**Instruction**
Exactly repeat the full listing that follows.

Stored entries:
::::

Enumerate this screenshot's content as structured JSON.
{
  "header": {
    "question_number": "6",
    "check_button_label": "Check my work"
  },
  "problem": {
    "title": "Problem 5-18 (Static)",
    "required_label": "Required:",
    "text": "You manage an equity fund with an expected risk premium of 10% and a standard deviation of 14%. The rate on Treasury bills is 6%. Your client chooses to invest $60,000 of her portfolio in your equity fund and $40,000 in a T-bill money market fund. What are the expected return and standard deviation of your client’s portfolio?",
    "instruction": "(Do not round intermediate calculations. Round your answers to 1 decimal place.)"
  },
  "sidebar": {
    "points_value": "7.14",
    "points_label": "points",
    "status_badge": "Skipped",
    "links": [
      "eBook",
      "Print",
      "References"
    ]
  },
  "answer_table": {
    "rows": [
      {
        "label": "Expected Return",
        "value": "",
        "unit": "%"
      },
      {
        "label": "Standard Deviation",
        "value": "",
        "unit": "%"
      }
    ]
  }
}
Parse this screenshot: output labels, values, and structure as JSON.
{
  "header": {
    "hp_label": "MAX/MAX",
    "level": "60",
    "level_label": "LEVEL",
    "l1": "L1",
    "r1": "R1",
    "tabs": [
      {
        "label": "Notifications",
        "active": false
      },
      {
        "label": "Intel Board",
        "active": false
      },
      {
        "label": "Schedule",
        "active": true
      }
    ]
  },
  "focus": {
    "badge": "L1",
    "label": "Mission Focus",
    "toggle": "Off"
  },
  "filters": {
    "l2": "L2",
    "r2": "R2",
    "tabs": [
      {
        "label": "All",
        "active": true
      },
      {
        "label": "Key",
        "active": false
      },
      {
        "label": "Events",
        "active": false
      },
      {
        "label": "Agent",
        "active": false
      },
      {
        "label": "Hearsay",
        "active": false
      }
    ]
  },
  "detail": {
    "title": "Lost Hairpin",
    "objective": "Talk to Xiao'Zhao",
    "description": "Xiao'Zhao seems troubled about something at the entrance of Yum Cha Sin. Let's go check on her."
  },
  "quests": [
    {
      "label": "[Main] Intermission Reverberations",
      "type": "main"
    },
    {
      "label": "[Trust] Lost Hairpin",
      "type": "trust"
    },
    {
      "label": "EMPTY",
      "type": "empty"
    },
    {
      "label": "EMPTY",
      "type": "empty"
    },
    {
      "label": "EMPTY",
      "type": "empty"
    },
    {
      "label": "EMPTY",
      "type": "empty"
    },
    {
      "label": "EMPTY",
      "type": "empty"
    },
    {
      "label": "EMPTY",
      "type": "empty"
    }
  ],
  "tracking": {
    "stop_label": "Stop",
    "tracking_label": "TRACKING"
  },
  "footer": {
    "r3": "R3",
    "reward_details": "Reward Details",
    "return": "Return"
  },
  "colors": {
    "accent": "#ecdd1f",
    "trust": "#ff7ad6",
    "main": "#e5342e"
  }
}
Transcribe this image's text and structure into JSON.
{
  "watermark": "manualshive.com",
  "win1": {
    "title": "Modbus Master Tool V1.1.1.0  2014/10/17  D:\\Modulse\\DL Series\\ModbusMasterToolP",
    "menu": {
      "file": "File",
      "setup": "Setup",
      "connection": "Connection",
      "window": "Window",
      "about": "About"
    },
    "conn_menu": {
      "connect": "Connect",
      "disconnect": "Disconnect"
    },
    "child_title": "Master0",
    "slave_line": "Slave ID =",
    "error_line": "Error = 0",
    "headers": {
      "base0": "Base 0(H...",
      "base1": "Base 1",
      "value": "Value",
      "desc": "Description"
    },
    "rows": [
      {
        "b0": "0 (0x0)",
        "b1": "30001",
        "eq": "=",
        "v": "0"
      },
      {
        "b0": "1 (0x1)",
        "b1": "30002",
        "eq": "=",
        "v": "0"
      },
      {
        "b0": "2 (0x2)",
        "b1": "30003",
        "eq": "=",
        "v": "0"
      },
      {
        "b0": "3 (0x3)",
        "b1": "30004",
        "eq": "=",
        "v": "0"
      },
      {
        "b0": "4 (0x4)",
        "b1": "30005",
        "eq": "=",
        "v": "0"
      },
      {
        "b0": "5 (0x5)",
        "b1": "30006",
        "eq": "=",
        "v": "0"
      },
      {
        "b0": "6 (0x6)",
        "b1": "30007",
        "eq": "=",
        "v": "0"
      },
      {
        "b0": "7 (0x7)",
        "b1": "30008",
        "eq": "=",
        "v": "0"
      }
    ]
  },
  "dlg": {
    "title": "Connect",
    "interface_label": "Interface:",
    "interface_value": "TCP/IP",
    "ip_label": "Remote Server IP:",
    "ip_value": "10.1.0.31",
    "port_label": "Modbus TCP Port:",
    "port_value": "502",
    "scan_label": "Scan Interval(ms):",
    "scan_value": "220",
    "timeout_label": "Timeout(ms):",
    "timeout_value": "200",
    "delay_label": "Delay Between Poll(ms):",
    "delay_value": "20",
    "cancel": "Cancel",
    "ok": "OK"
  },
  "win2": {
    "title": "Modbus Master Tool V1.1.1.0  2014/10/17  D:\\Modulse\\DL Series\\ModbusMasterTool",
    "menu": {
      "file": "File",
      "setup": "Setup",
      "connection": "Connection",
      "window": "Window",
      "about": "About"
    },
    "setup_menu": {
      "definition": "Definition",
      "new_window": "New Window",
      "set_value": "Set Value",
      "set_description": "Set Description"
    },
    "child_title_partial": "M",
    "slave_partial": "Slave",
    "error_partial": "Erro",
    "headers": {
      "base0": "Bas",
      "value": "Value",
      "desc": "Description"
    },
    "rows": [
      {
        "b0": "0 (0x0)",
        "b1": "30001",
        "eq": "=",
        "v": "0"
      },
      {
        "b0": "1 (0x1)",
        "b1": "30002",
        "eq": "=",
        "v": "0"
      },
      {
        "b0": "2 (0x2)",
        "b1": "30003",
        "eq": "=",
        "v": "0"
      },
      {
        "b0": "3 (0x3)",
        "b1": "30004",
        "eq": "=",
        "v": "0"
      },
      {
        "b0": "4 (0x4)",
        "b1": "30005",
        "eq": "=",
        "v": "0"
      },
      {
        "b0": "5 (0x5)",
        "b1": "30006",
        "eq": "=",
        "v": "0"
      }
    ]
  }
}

::::

**The reply**
Enumerate this screenshot's content as structured JSON.
{
  "header": {
    "question_number": "6",
    "check_button_label": "Check my work"
  },
  "problem": {
    "title": "Problem 5-18 (Static)",
    "required_label": "Required:",
    "text": "You manage an equity fund with an expected risk premium of 10% and a standard deviation of 14%. The rate on Treasury bills is 6%. Your client chooses to invest $60,000 of her portfolio in your equity fund and $40,000 in a T-bill money market fund. What are the expected return and standard deviation of your client’s portfolio?",
    "instruction": "(Do not round intermediate calculations. Round your answers to 1 decimal place.)"
  },
  "sidebar": {
    "points_value": "7.14",
    "points_label": "points",
    "status_badge": "Skipped",
    "links": [
      "eBook",
      "Print",
      "References"
    ]
  },
  "answer_table": {
    "rows": [
      {
        "label": "Expected Return",
        "value": "",
        "unit": "%"
      },
      {
        "label": "Standard Deviation",
        "value": "",
        "unit": "%"
      }
    ]
  }
}
Parse this screenshot: output labels, values, and structure as JSON.
{
  "header": {
    "hp_label": "MAX/MAX",
    "level": "60",
    "level_label": "LEVEL",
    "l1": "L1",
    "r1": "R1",
    "tabs": [
      {
        "label": "Notifications",
        "active": false
      },
      {
        "label": "Intel Board",
        "active": false
      },
      {
        "label": "Schedule",
        "active": true
      }
    ]
  },
  "focus": {
    "badge": "L1",
    "label": "Mission Focus",
    "toggle": "Off"
  },
  "filters": {
    "l2": "L2",
    "r2": "R2",
    "tabs": [
      {
        "label": "All",
        "active": true
      },
      {
        "label": "Key",
        "active": false
      },
      {
        "label": "Events",
        "active": false
      },
      {
        "label": "Agent",
        "active": false
      },
      {
        "label": "Hearsay",
        "active": false
      }
    ]
  },
  "detail": {
    "title": "Lost Hairpin",
    "objective": "Talk to Xiao'Zhao",
    "description": "Xiao'Zhao seems troubled about something at the entrance of Yum Cha Sin. Let's go check on her."
  },
  "quests": [
    {
      "label": "[Main] Intermission Reverberations",
      "type": "main"
    },
    {
      "label": "[Trust] Lost Hairpin",
      "type": "trust"
    },
    {
      "label": "EMPTY",
      "type": "empty"
    },
    {
      "label": "EMPTY",
      "type": "empty"
    },
    {
      "label": "EMPTY",
      "type": "empty"
    },
    {
      "label": "EMPTY",
      "type": "empty"
    },
    {
      "label": "EMPTY",
      "type": "empty"
    },
    {
      "label": "EMPTY",
      "type": "empty"
    }
  ],
  "tracking": {
    "stop_label": "Stop",
    "tracking_label": "TRACKING"
  },
  "footer": {
    "r3": "R3",
    "reward_details": "Reward Details",
    "return": "Return"
  },
  "colors": {
    "accent": "#ecdd1f",
    "trust": "#ff7ad6",
    "main": "#e5342e"
  }
}
Transcribe this image's text and structure into JSON.
{
  "watermark": "manualshive.com",
  "win1": {
    "title": "Modbus Master Tool V1.1.1.0  2014/10/17  D:\\Modulse\\DL Series\\ModbusMasterToolP",
    "menu": {
      "file": "File",
      "setup": "Setup",
      "connection": "Connection",
      "window": "Window",
      "about": "About"
    },
    "conn_menu": {
      "connect": "Connect",
      "disconnect": "Disconnect"
    },
    "child_title": "Master0",
    "slave_line": "Slave ID =",
    "error_line": "Error = 0",
    "headers": {
      "base0": "Base 0(H...",
      "base1": "Base 1",
      "value": "Value",
      "desc": "Description"
    },
    "rows": [
      {
        "b0": "0 (0x0)",
        "b1": "30001",
        "eq": "=",
        "v": "0"
      },
      {
        "b0": "1 (0x1)",
        "b1": "30002",
        "eq": "=",
        "v": "0"
      },
      {
        "b0": "2 (0x2)",
        "b1": "30003",
        "eq": "=",
        "v": "0"
      },
      {
        "b0": "3 (0x3)",
        "b1": "30004",
        "eq": "=",
        "v": "0"
      },
      {
        "b0": "4 (0x4)",
        "b1": "30005",
        "eq": "=",
        "v": "0"
      },
      {
        "b0": "5 (0x5)",
        "b1": "30006",
        "eq": "=",
        "v": "0"
      },
      {
        "b0": "6 (0x6)",
        "b1": "30007",
        "eq": "=",
        "v": "0"
      },
      {
        "b0": "7 (0x7)",
        "b1": "30008",
        "eq": "=",
        "v": "0"
      }
    ]
  },
  "dlg": {
    "title": "Connect",
    "interface_label": "Interface:",
    "interface_value": "TCP/IP",
    "ip_label": "Remote Server IP:",
    "ip_value": "10.1.0.31",
    "port_label": "Modbus TCP Port:",
    "port_value": "502",
    "scan_label": "Scan Interval(ms):",
    "scan_value": "220",
    "timeout_label": "Timeout(ms):",
    "timeout_value": "200",
    "delay_label": "Delay Between Poll(ms):",
    "delay_value": "20",
    "cancel": "Cancel",
    "ok": "OK"
  },
  "win2": {
    "title": "Modbus Master Tool V1.1.1.0  2014/10/17  D:\\Modulse\\DL Series\\ModbusMasterTool",
    "menu": {
      "file": "File",
      "setup": "Setup",
      "connection": "Connection",
      "window": "Window",
      "about": "About"
    },
    "setup_menu": {
      "definition": "Definition",
      "new_window": "New Window",
      "set_value": "Set Value",
      "set_description": "Set Description"
    },
    "child_title_partial": "M",
    "slave_partial": "Slave",
    "error_partial": "Erro",
    "headers": {
      "base0": "Bas",
      "value": "Value",
      "desc": "Description"
    },
    "rows": [
      {
        "b0": "0 (0x0)",
        "b1": "30001",
        "eq": "=",
        "v": "0"
      },
      {
        "b0": "1 (0x1)",
        "b1": "30002",
        "eq": "=",
        "v": "0"
      },
      {
        "b0": "2 (0x2)",
        "b1": "30003",
        "eq": "=",
        "v": "0"
      },
      {
        "b0": "3 (0x3)",
        "b1": "30004",
        "eq": "=",
        "v": "0"
      },
      {
        "b0": "4 (0x4)",
        "b1": "30005",
        "eq": "=",
        "v": "0"
      },
      {
        "b0": "5 (0x5)",
        "b1": "30006",
        "eq": "=",
        "v": "0"
      }
    ]
  }
}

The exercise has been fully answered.